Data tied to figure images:
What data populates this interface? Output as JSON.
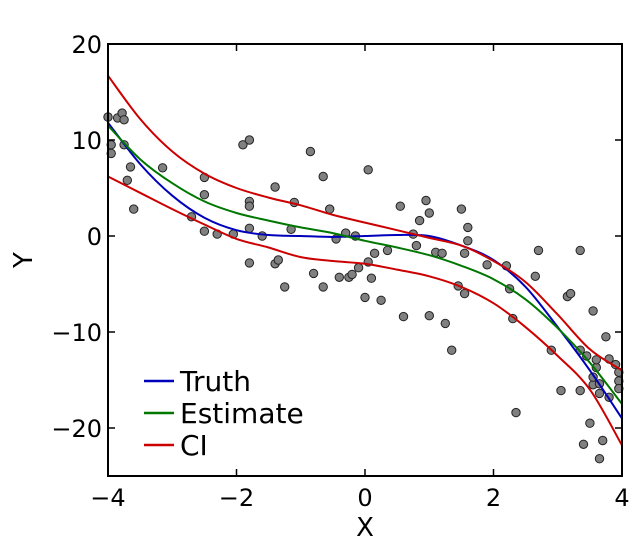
{
  "chart_data": {
    "type": "scatter",
    "title": "",
    "xlabel": "X",
    "ylabel": "Y",
    "xlim": [
      -4,
      4
    ],
    "ylim": [
      -25,
      20
    ],
    "xticks": [
      -4,
      -2,
      0,
      2,
      4
    ],
    "yticks": [
      -20,
      -10,
      0,
      10,
      20
    ],
    "x_tick_labels": [
      "−4",
      "−2",
      "0",
      "2",
      "4"
    ],
    "y_tick_labels": [
      "−20",
      "−10",
      "0",
      "10",
      "20"
    ],
    "grid": false,
    "legend_position": "bottom-left",
    "points_color": "#808080",
    "points": [
      [
        -4.0,
        12.4
      ],
      [
        -3.95,
        9.5
      ],
      [
        -3.95,
        8.6
      ],
      [
        -3.85,
        12.3
      ],
      [
        -3.78,
        12.8
      ],
      [
        -3.75,
        9.5
      ],
      [
        -3.75,
        12.1
      ],
      [
        -3.7,
        5.8
      ],
      [
        -3.65,
        7.2
      ],
      [
        -3.6,
        2.8
      ],
      [
        -3.15,
        7.1
      ],
      [
        -2.7,
        2.0
      ],
      [
        -2.5,
        6.1
      ],
      [
        -2.5,
        4.3
      ],
      [
        -2.5,
        0.5
      ],
      [
        -2.3,
        0.2
      ],
      [
        -2.05,
        0.2
      ],
      [
        -1.9,
        9.5
      ],
      [
        -1.8,
        10.0
      ],
      [
        -1.8,
        3.6
      ],
      [
        -1.8,
        3.1
      ],
      [
        -1.8,
        0.8
      ],
      [
        -1.8,
        -2.8
      ],
      [
        -1.6,
        0.0
      ],
      [
        -1.4,
        5.1
      ],
      [
        -1.4,
        -2.9
      ],
      [
        -1.35,
        -2.5
      ],
      [
        -1.25,
        -5.3
      ],
      [
        -1.15,
        0.7
      ],
      [
        -1.1,
        3.5
      ],
      [
        -0.85,
        8.8
      ],
      [
        -0.8,
        -3.9
      ],
      [
        -0.65,
        6.2
      ],
      [
        -0.65,
        -5.3
      ],
      [
        -0.55,
        2.8
      ],
      [
        -0.45,
        -0.3
      ],
      [
        -0.4,
        -4.3
      ],
      [
        -0.3,
        0.3
      ],
      [
        -0.25,
        -4.3
      ],
      [
        -0.2,
        -4.0
      ],
      [
        -0.15,
        0.0
      ],
      [
        -0.1,
        -3.3
      ],
      [
        0.0,
        -6.4
      ],
      [
        0.05,
        6.9
      ],
      [
        0.05,
        -2.7
      ],
      [
        0.1,
        -4.4
      ],
      [
        0.15,
        -1.8
      ],
      [
        0.25,
        -6.7
      ],
      [
        0.35,
        -1.5
      ],
      [
        0.55,
        3.1
      ],
      [
        0.6,
        -8.4
      ],
      [
        0.75,
        0.2
      ],
      [
        0.8,
        -1.0
      ],
      [
        0.85,
        1.6
      ],
      [
        0.95,
        3.7
      ],
      [
        1.0,
        2.4
      ],
      [
        1.0,
        -8.3
      ],
      [
        1.1,
        -1.7
      ],
      [
        1.2,
        -1.8
      ],
      [
        1.25,
        -9.1
      ],
      [
        1.35,
        -11.9
      ],
      [
        1.45,
        -5.2
      ],
      [
        1.5,
        2.8
      ],
      [
        1.55,
        -6.0
      ],
      [
        1.55,
        -1.8
      ],
      [
        1.6,
        0.9
      ],
      [
        1.6,
        -0.5
      ],
      [
        1.9,
        -3.0
      ],
      [
        2.2,
        -3.1
      ],
      [
        2.25,
        -5.5
      ],
      [
        2.3,
        -8.6
      ],
      [
        2.35,
        -18.4
      ],
      [
        2.65,
        -4.2
      ],
      [
        2.7,
        -1.5
      ],
      [
        2.9,
        -11.9
      ],
      [
        3.05,
        -16.1
      ],
      [
        3.15,
        -6.3
      ],
      [
        3.2,
        -6.0
      ],
      [
        3.35,
        -16.1
      ],
      [
        3.35,
        -11.9
      ],
      [
        3.35,
        -1.5
      ],
      [
        3.4,
        -21.7
      ],
      [
        3.45,
        -12.5
      ],
      [
        3.55,
        -15.5
      ],
      [
        3.55,
        -14.7
      ],
      [
        3.55,
        -7.8
      ],
      [
        3.6,
        -13.7
      ],
      [
        3.6,
        -12.9
      ],
      [
        3.65,
        -23.2
      ],
      [
        3.65,
        -16.4
      ],
      [
        3.65,
        -15.4
      ],
      [
        3.7,
        -21.3
      ],
      [
        3.75,
        -10.5
      ],
      [
        3.8,
        -16.8
      ],
      [
        3.8,
        -12.8
      ],
      [
        3.5,
        -19.5
      ],
      [
        3.9,
        -13.4
      ],
      [
        3.95,
        -15.1
      ],
      [
        3.95,
        -15.9
      ],
      [
        3.95,
        -14.2
      ]
    ],
    "series": [
      {
        "name": "Truth",
        "color": "#0000bb",
        "points": [
          [
            -4,
            11.8
          ],
          [
            -3.5,
            7.5
          ],
          [
            -3,
            4.2
          ],
          [
            -2.5,
            1.9
          ],
          [
            -2,
            0.6
          ],
          [
            -1.5,
            0.1
          ],
          [
            -1,
            0.0
          ],
          [
            -0.5,
            -0.1
          ],
          [
            0,
            0.0
          ],
          [
            0.5,
            0.1
          ],
          [
            1,
            0.0
          ],
          [
            1.5,
            -1.0
          ],
          [
            2,
            -2.5
          ],
          [
            2.5,
            -5.3
          ],
          [
            3,
            -9.5
          ],
          [
            3.5,
            -14.0
          ],
          [
            4,
            -19.0
          ]
        ]
      },
      {
        "name": "Estimate",
        "color": "#007700",
        "points": [
          [
            -4,
            11.5
          ],
          [
            -3.5,
            8.0
          ],
          [
            -3,
            5.5
          ],
          [
            -2.5,
            3.6
          ],
          [
            -2,
            2.4
          ],
          [
            -1.5,
            1.6
          ],
          [
            -1,
            0.9
          ],
          [
            -0.5,
            0.3
          ],
          [
            0,
            -0.5
          ],
          [
            0.5,
            -1.2
          ],
          [
            1,
            -2.0
          ],
          [
            1.5,
            -3.1
          ],
          [
            2,
            -4.5
          ],
          [
            2.5,
            -6.6
          ],
          [
            3,
            -9.6
          ],
          [
            3.5,
            -13.2
          ],
          [
            4,
            -17.5
          ]
        ]
      },
      {
        "name": "CI",
        "color": "#cc0000",
        "points": [
          [
            -4,
            16.7
          ],
          [
            -3.5,
            12.2
          ],
          [
            -3,
            8.8
          ],
          [
            -2.5,
            6.5
          ],
          [
            -2,
            5.0
          ],
          [
            -1.5,
            4.0
          ],
          [
            -1,
            3.2
          ],
          [
            -0.5,
            2.2
          ],
          [
            0,
            1.4
          ],
          [
            0.5,
            0.6
          ],
          [
            1,
            -0.2
          ],
          [
            1.5,
            -1.0
          ],
          [
            2,
            -2.6
          ],
          [
            2.5,
            -4.8
          ],
          [
            3,
            -8.2
          ],
          [
            3.5,
            -11.8
          ],
          [
            4,
            -14.0
          ]
        ]
      },
      {
        "name": "",
        "color": "#cc0000",
        "points": [
          [
            -4,
            6.2
          ],
          [
            -3.5,
            4.5
          ],
          [
            -3,
            2.8
          ],
          [
            -2.5,
            1.2
          ],
          [
            -2,
            -0.3
          ],
          [
            -1.5,
            -1.2
          ],
          [
            -1,
            -2.2
          ],
          [
            -0.5,
            -2.6
          ],
          [
            0,
            -2.9
          ],
          [
            0.5,
            -3.5
          ],
          [
            1,
            -4.2
          ],
          [
            1.5,
            -5.3
          ],
          [
            2,
            -7.0
          ],
          [
            2.5,
            -9.5
          ],
          [
            3,
            -12.5
          ],
          [
            3.5,
            -16.0
          ],
          [
            4,
            -21.8
          ]
        ]
      }
    ],
    "legend": [
      "Truth",
      "Estimate",
      "CI"
    ]
  }
}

Given problem: Provide the number of lines containing the string "name", with no other output.

Solution for this problem: 4